▸ **MATERIAL PROVIDED**
-- Start --
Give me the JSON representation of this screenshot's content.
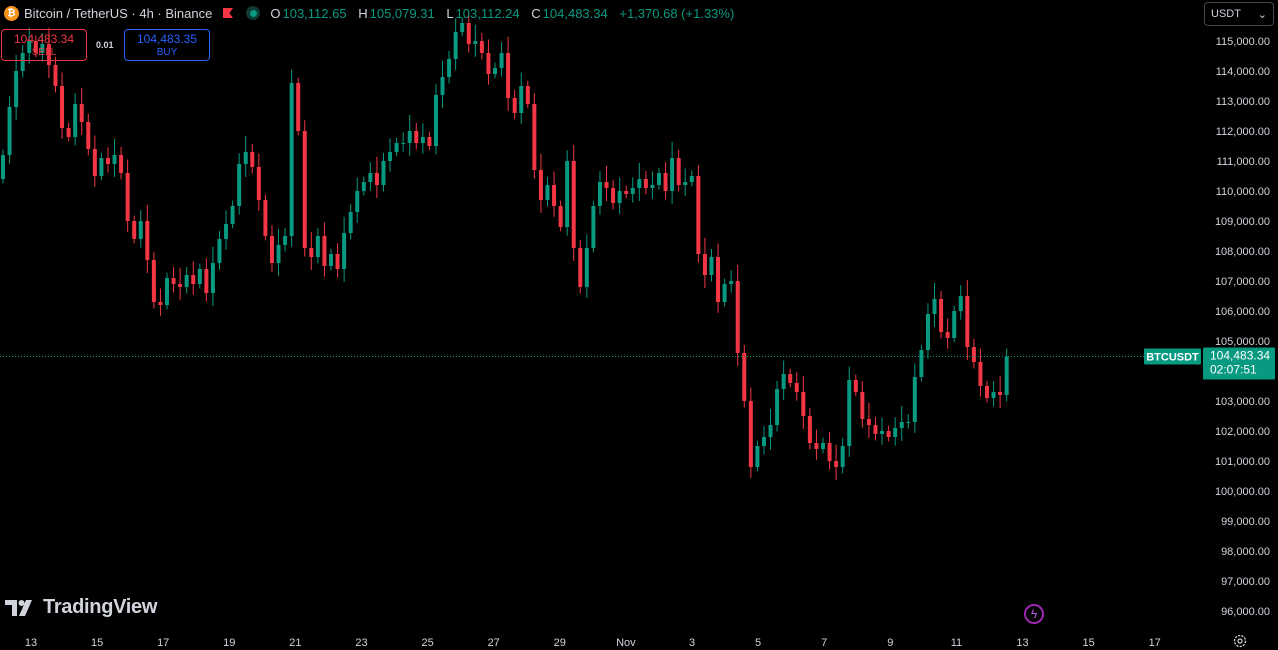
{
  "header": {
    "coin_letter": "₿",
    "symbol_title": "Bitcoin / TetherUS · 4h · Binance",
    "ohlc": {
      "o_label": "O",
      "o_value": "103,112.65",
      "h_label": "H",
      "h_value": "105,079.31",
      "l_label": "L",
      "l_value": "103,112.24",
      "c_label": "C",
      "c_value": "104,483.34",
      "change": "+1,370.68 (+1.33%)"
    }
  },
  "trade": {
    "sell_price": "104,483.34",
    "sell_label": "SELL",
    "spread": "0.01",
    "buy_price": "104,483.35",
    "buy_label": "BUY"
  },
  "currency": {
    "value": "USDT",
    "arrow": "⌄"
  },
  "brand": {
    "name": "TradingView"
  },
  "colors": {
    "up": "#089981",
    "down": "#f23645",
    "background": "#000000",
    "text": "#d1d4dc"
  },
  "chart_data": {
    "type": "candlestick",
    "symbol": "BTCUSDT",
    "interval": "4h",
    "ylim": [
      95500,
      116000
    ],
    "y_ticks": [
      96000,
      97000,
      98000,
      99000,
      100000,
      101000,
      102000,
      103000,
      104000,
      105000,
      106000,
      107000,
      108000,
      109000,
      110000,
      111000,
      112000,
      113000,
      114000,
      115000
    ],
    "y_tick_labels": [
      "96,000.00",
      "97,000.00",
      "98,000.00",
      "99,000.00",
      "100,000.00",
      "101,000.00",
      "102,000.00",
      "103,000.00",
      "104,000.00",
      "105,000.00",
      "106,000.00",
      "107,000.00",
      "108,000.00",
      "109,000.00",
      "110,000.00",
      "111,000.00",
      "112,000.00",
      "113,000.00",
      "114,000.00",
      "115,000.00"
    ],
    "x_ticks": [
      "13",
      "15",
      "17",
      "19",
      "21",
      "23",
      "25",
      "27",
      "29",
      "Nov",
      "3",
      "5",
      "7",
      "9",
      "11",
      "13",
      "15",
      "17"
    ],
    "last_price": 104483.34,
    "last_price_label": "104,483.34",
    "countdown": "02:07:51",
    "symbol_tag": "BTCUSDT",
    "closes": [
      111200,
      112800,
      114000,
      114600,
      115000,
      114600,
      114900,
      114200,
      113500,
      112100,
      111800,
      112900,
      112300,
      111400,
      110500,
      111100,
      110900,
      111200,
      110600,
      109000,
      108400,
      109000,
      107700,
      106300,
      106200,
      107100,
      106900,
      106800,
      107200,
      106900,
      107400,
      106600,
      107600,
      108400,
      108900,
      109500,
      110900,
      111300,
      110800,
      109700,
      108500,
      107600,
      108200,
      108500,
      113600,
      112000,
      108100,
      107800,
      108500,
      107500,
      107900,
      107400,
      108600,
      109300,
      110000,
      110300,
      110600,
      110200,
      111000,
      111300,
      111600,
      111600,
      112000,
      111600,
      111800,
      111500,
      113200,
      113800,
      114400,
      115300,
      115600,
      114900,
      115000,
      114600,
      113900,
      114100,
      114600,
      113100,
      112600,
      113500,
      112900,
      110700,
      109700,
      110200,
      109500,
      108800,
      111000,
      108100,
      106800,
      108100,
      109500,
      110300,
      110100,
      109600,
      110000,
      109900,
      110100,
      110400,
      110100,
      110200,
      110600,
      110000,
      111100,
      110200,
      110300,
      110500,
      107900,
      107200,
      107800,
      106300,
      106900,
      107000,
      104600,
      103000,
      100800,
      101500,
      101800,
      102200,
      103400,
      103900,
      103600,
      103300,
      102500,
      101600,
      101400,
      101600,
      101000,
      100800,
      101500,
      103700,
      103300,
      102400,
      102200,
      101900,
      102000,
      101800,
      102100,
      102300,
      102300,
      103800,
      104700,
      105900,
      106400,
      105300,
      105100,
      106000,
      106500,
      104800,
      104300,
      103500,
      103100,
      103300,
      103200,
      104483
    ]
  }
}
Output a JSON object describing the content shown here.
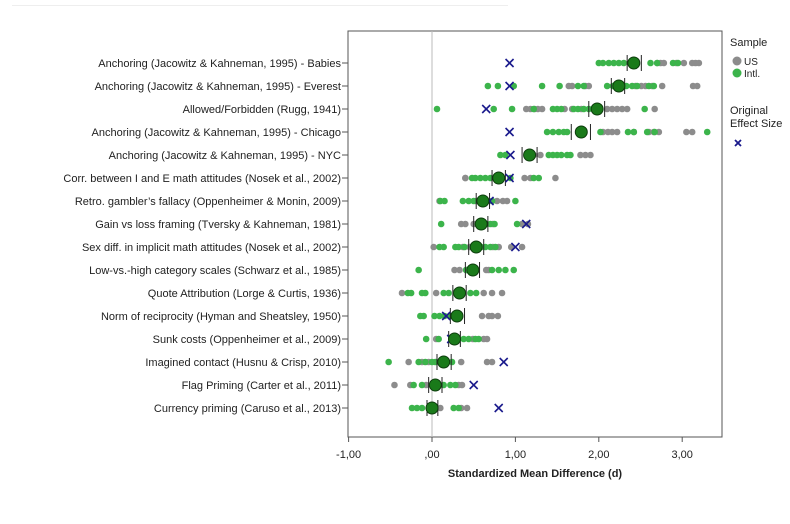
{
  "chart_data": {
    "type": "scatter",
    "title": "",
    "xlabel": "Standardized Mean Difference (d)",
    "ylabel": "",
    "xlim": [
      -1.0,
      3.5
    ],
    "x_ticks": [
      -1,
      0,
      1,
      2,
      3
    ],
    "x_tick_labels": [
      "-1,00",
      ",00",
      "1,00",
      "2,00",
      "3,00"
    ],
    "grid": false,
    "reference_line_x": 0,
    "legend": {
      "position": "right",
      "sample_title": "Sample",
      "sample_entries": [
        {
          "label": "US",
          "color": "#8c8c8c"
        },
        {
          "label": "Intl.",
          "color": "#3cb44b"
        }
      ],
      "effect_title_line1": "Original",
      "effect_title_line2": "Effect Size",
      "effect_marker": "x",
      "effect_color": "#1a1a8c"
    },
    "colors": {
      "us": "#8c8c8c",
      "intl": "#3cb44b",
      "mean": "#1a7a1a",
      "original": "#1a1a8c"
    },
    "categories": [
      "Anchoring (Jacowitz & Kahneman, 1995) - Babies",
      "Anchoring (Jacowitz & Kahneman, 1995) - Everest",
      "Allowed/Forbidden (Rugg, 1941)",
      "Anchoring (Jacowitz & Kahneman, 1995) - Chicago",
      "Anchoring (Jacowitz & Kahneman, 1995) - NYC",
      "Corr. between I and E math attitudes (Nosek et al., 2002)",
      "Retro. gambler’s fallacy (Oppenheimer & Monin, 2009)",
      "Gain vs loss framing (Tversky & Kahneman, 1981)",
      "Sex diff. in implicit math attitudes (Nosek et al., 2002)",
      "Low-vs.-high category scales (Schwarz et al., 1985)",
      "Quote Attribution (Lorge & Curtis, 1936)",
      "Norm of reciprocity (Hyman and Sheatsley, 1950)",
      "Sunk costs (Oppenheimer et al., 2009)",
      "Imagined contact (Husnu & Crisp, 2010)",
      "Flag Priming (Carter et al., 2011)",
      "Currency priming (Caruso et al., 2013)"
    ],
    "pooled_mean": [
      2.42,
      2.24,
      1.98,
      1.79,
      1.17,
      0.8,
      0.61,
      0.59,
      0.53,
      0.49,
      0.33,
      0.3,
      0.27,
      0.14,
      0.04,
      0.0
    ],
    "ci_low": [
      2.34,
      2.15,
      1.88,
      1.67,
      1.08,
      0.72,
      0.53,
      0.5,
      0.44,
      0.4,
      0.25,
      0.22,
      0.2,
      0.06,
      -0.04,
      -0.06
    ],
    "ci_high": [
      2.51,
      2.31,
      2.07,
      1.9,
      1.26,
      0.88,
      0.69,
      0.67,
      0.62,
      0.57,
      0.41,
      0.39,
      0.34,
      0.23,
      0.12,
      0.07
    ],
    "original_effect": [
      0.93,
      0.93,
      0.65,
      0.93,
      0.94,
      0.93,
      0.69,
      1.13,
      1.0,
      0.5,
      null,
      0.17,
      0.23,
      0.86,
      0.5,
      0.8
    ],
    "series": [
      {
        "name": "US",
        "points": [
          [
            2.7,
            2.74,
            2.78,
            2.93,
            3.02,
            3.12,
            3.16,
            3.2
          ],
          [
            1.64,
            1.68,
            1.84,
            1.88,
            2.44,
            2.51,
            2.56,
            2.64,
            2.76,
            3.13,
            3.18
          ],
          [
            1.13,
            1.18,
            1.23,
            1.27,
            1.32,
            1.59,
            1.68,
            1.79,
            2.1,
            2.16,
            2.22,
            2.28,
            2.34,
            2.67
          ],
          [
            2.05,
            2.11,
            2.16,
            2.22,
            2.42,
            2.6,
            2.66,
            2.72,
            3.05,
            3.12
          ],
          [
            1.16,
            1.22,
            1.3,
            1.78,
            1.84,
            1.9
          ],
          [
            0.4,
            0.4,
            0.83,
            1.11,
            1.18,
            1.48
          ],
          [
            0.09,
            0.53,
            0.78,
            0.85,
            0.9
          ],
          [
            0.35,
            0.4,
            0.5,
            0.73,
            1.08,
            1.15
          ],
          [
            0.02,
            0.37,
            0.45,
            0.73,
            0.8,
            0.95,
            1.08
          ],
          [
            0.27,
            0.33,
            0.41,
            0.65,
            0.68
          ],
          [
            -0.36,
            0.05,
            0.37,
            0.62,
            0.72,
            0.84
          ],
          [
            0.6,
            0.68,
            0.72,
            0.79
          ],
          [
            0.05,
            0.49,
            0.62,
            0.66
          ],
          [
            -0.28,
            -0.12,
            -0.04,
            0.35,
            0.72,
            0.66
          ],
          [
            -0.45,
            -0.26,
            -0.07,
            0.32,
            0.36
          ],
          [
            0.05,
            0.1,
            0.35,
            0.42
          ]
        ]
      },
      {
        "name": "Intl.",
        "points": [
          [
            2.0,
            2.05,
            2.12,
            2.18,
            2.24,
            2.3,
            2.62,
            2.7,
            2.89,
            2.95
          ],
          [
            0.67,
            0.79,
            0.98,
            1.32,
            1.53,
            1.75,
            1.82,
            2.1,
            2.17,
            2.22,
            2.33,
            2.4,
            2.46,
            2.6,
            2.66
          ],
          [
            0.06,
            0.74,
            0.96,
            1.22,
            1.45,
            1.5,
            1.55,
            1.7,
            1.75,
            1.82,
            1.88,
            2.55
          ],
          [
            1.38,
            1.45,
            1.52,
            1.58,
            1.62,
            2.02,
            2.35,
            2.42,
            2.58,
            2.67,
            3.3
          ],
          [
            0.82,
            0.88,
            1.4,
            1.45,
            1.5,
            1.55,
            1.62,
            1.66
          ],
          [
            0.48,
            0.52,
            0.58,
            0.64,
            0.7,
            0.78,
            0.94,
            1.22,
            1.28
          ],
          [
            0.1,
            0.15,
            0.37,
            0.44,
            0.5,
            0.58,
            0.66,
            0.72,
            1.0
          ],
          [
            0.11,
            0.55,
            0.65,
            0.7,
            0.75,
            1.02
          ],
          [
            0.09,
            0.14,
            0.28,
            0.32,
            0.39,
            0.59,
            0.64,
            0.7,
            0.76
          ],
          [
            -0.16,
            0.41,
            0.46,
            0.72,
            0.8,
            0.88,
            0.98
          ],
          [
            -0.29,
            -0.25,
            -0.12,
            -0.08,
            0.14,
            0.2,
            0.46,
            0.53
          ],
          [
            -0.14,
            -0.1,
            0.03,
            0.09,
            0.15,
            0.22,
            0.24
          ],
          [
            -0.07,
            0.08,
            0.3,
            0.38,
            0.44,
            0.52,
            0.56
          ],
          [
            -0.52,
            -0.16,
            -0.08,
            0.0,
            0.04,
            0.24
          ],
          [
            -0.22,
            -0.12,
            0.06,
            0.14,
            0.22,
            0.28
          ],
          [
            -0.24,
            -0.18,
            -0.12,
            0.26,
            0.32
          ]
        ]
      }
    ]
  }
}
-- End --
▸ **EXERCISE BRIEF**
Say, as a bare number, how many lines in the entries above include the string "Anchoring".

▸ **REPLY**
4